**PROVIDED DATA:**
:::::
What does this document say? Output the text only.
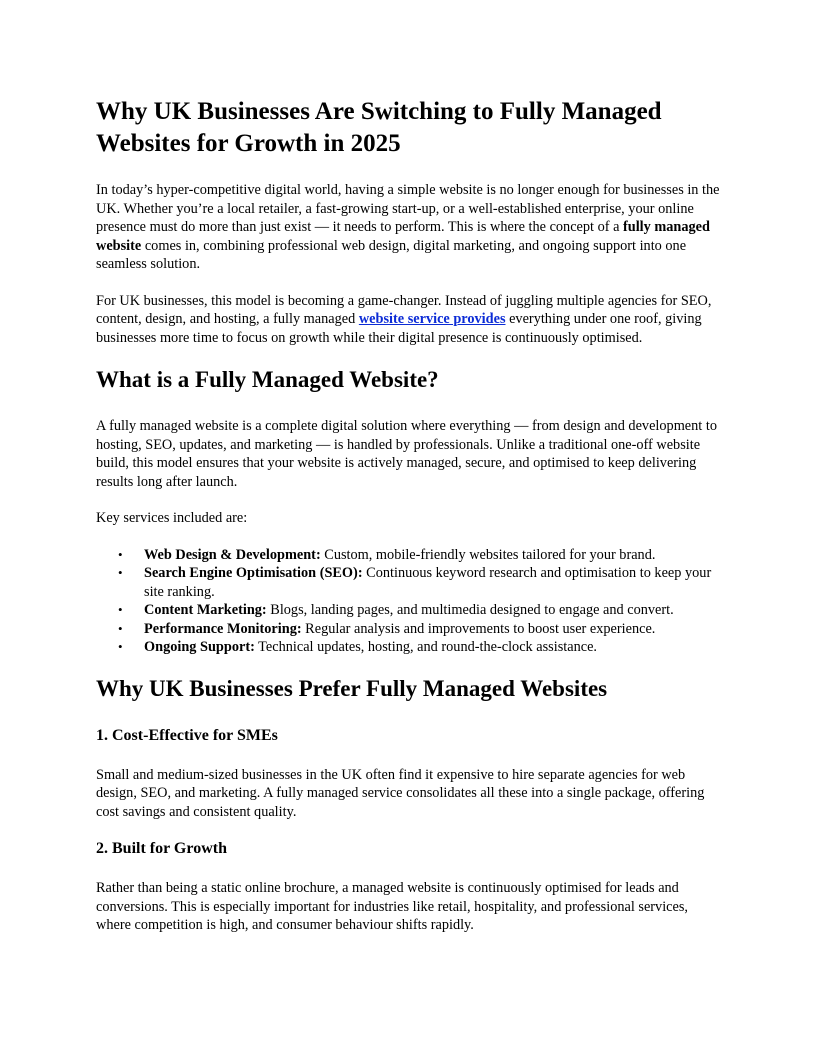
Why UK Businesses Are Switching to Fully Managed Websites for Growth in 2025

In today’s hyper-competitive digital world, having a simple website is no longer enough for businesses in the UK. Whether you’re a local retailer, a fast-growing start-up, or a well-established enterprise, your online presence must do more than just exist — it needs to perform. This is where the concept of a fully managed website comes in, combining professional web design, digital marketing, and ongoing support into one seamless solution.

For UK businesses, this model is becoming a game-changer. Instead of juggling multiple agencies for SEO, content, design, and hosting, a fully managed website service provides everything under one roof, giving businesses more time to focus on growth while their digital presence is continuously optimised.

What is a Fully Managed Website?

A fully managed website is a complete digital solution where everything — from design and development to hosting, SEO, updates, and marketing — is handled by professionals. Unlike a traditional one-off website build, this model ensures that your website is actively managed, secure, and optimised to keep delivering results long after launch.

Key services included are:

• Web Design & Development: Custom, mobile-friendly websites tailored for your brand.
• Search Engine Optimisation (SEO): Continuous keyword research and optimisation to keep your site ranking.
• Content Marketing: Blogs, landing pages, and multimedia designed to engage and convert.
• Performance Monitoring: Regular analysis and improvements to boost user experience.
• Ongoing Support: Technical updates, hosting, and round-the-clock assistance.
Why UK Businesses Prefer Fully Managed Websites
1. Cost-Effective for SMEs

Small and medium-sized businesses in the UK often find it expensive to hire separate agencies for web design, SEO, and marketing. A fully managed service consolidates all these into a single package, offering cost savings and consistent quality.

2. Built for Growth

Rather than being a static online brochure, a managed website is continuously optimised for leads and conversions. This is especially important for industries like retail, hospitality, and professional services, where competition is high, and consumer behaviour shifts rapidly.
:::::
**WHAT THE EXERCISE ASKS:** Every line in the data that holds "solution" should be copied out.

**CORRECT RESPONSE:**
In today’s hyper-competitive digital world, having a simple website is no longer enough for businesses in the UK. Whether you’re a local retailer, a fast-growing start-up, or a well-established enterprise, your online presence must do more than just exist — it needs to perform. This is where the concept of a fully managed website comes in, combining professional web design, digital marketing, and ongoing support into one seamless solution.
A fully managed website is a complete digital solution where everything — from design and development to hosting, SEO, updates, and marketing — is handled by professionals. Unlike a traditional one-off website build, this model ensures that your website is actively managed, secure, and optimised to keep delivering results long after launch.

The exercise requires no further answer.